Figure contents as structured data
▶

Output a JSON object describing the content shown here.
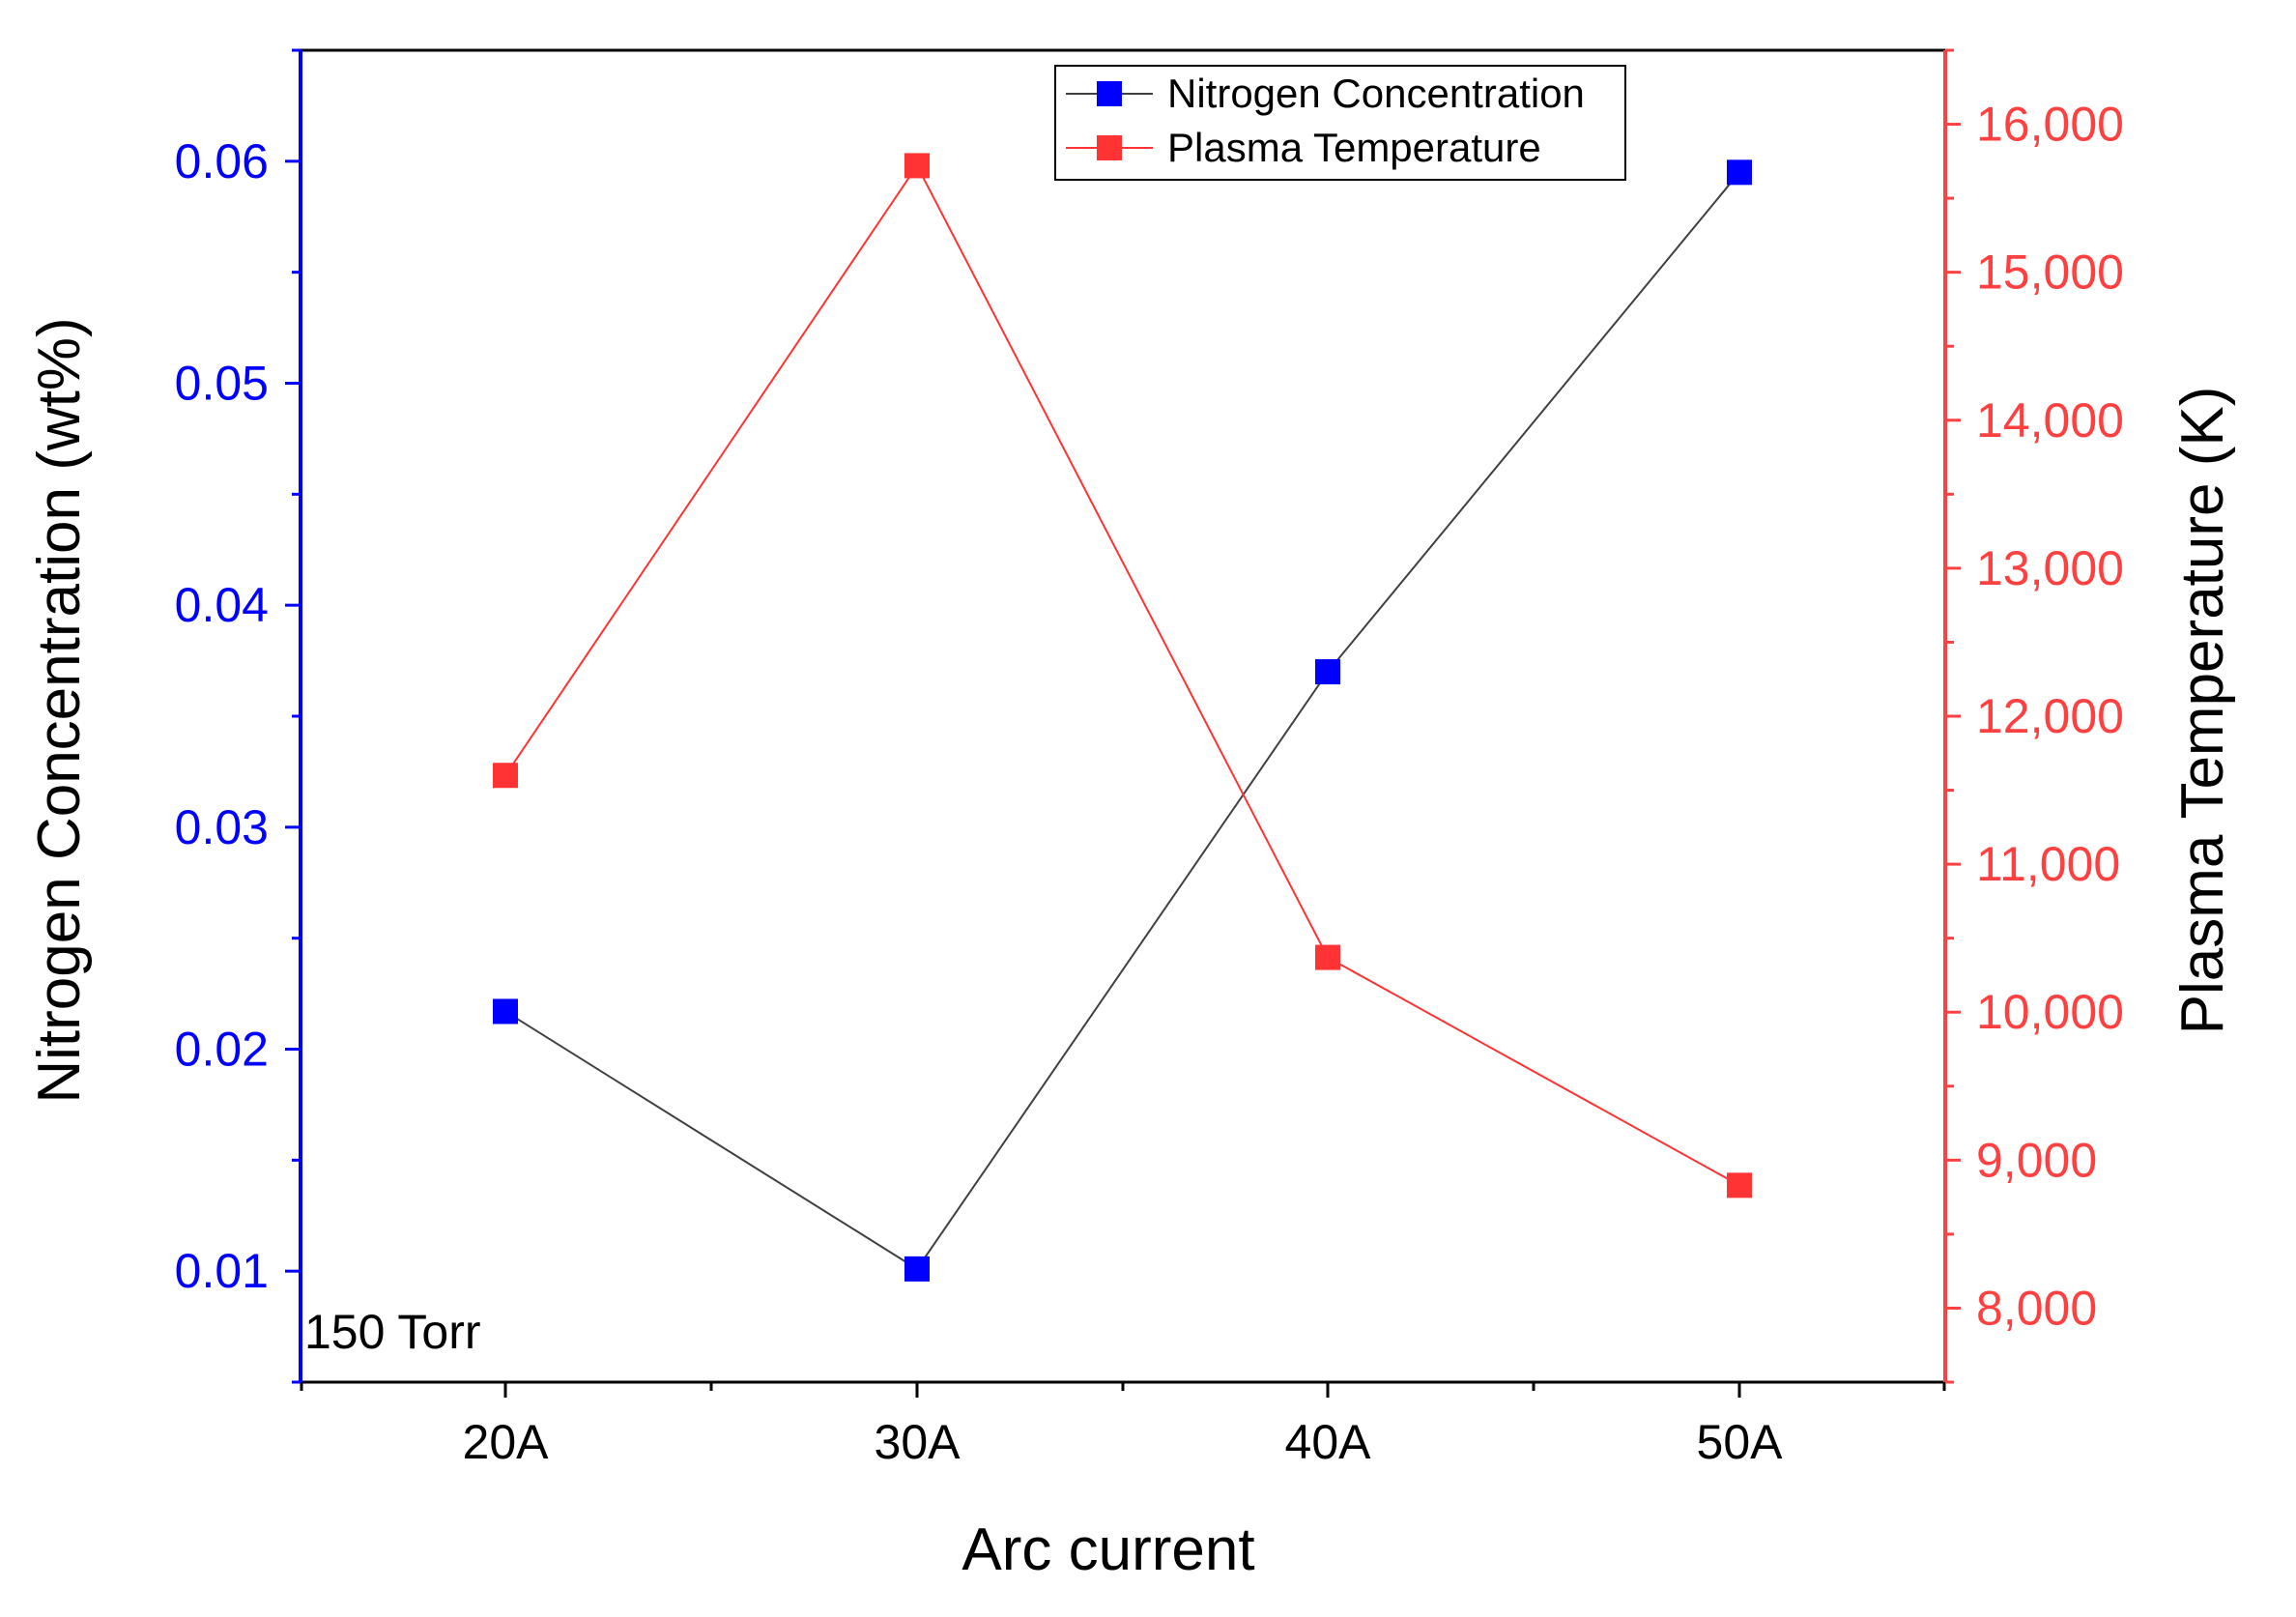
{
  "chart_data": {
    "type": "line",
    "categories": [
      "20A",
      "30A",
      "40A",
      "50A"
    ],
    "xlabel": "Arc current",
    "annotation": "150 Torr",
    "colors": {
      "left_axis": "#0000ff",
      "right_axis": "#ff4040",
      "nitrogen_line": "#404040",
      "nitrogen_marker": "#0000ff",
      "plasma_line": "#ff3333",
      "plasma_marker": "#ff3333",
      "frame": "#000000"
    },
    "left_axis": {
      "label": "Nitrogen Concentration (wt%)",
      "ylim": [
        0.005,
        0.065
      ],
      "ticks": [
        0.01,
        0.02,
        0.03,
        0.04,
        0.05,
        0.06
      ],
      "tick_labels": [
        "0.01",
        "0.02",
        "0.03",
        "0.04",
        "0.05",
        "0.06"
      ]
    },
    "right_axis": {
      "label": "Plasma Temperature (K)",
      "ylim": [
        7500,
        16500
      ],
      "ticks": [
        8000,
        9000,
        10000,
        11000,
        12000,
        13000,
        14000,
        15000,
        16000
      ],
      "tick_labels": [
        "8,000",
        "9,000",
        "10,000",
        "11,000",
        "12,000",
        "13,000",
        "14,000",
        "15,000",
        "16,000"
      ]
    },
    "series": [
      {
        "name": "Nitrogen Concentration",
        "axis": "left",
        "values": [
          0.0217,
          0.0101,
          0.037,
          0.0595
        ]
      },
      {
        "name": "Plasma Temperature",
        "axis": "right",
        "values": [
          11600,
          15720,
          10370,
          8830
        ]
      }
    ],
    "legend": {
      "position": "top-center",
      "entries": [
        "Nitrogen Concentration",
        "Plasma Temperature"
      ]
    }
  }
}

◀

WHAT YOU SHOULD DO: Tally the lines of the listing in which the word "name" occurs, and state the total alone.

OUTPUT: 2